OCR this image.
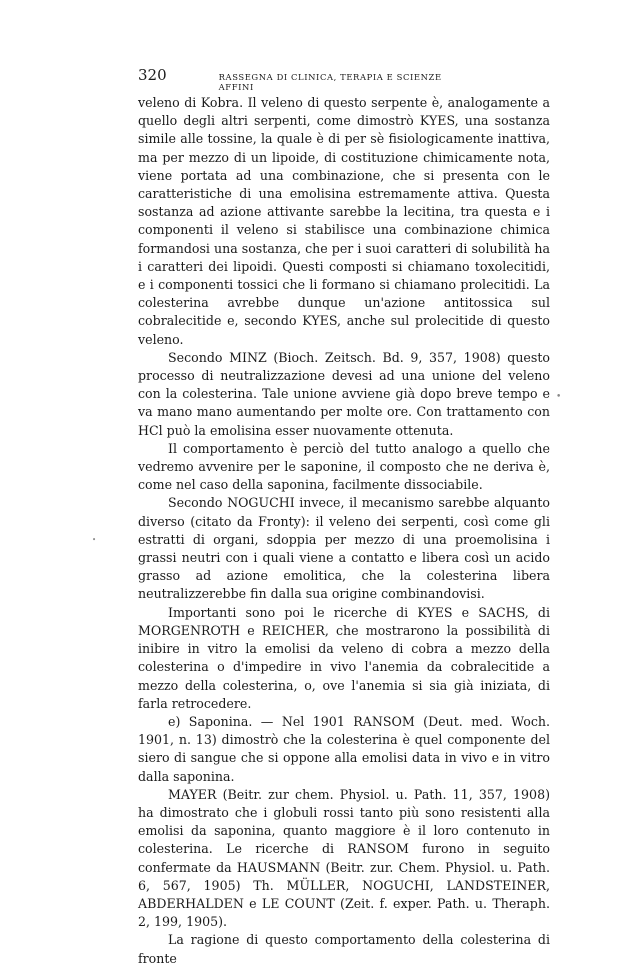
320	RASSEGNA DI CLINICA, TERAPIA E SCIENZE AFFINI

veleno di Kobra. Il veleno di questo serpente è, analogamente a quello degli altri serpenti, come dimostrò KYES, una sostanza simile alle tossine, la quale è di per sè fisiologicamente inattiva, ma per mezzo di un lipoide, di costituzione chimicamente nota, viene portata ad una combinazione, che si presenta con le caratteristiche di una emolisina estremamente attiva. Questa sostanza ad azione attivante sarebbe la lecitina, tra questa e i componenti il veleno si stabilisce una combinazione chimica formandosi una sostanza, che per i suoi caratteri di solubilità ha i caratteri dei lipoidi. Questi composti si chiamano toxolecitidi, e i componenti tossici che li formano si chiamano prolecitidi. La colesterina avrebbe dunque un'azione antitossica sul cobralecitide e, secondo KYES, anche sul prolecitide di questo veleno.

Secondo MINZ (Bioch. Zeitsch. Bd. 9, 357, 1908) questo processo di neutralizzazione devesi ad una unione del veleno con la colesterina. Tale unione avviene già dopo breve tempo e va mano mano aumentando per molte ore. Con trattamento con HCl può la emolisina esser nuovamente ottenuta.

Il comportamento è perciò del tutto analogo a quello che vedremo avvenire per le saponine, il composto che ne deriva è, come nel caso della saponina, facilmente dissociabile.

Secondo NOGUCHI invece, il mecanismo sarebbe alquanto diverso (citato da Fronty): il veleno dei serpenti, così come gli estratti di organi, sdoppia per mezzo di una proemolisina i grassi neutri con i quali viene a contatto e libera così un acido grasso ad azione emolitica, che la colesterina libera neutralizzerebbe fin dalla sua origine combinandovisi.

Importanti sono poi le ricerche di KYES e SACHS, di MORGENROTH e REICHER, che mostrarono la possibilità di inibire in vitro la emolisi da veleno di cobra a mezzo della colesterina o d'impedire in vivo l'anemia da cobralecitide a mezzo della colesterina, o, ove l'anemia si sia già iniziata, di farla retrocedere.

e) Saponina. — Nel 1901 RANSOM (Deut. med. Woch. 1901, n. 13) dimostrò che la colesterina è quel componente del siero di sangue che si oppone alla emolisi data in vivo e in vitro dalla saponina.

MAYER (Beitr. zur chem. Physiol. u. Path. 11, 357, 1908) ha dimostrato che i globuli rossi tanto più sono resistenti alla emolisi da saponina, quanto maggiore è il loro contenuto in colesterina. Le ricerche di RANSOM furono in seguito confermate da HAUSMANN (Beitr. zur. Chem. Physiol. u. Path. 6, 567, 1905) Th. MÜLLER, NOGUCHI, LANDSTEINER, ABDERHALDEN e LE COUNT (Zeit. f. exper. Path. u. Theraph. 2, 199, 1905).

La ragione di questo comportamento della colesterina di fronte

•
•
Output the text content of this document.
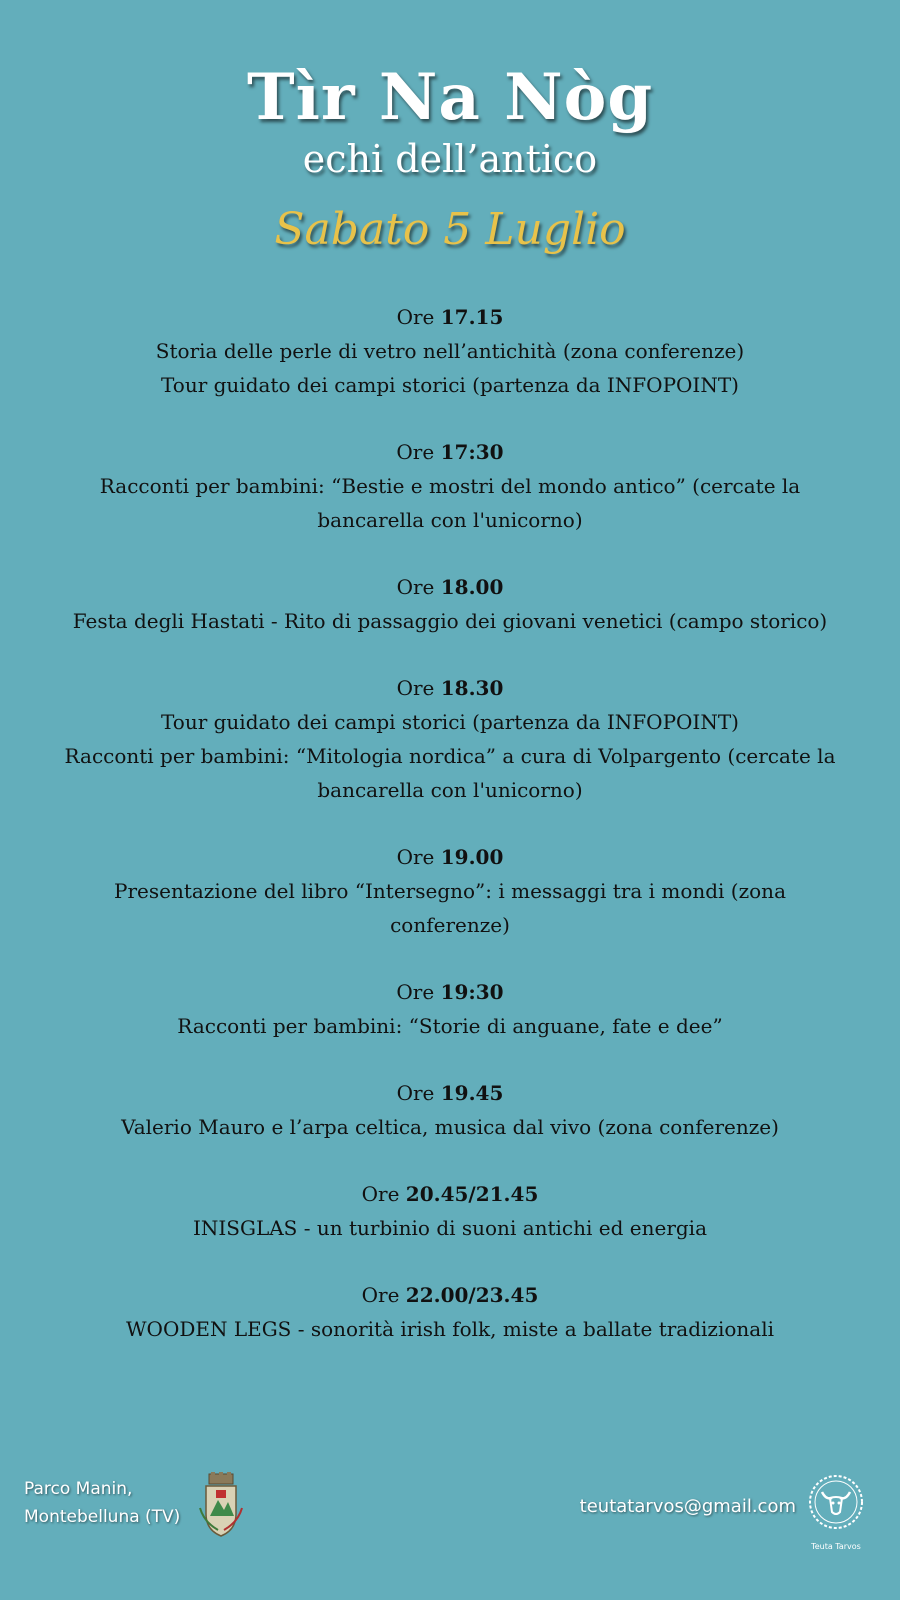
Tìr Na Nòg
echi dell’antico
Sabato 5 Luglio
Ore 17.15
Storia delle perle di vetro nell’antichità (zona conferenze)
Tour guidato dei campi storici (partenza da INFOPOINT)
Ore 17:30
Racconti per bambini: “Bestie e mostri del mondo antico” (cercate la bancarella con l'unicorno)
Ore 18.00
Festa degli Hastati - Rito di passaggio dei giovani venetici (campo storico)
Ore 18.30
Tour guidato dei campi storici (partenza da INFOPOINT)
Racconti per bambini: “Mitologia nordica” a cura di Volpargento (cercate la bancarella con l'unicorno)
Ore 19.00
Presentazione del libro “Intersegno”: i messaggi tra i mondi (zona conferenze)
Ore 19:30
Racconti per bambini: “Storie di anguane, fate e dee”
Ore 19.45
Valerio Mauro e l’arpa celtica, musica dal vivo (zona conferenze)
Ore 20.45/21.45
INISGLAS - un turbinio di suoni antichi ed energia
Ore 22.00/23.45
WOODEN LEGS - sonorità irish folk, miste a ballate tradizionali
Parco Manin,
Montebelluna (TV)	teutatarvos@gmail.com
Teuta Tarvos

*Your task*
Give the count of lines in the listing that hold the word "dalla", with no other text.

*Finished task*
2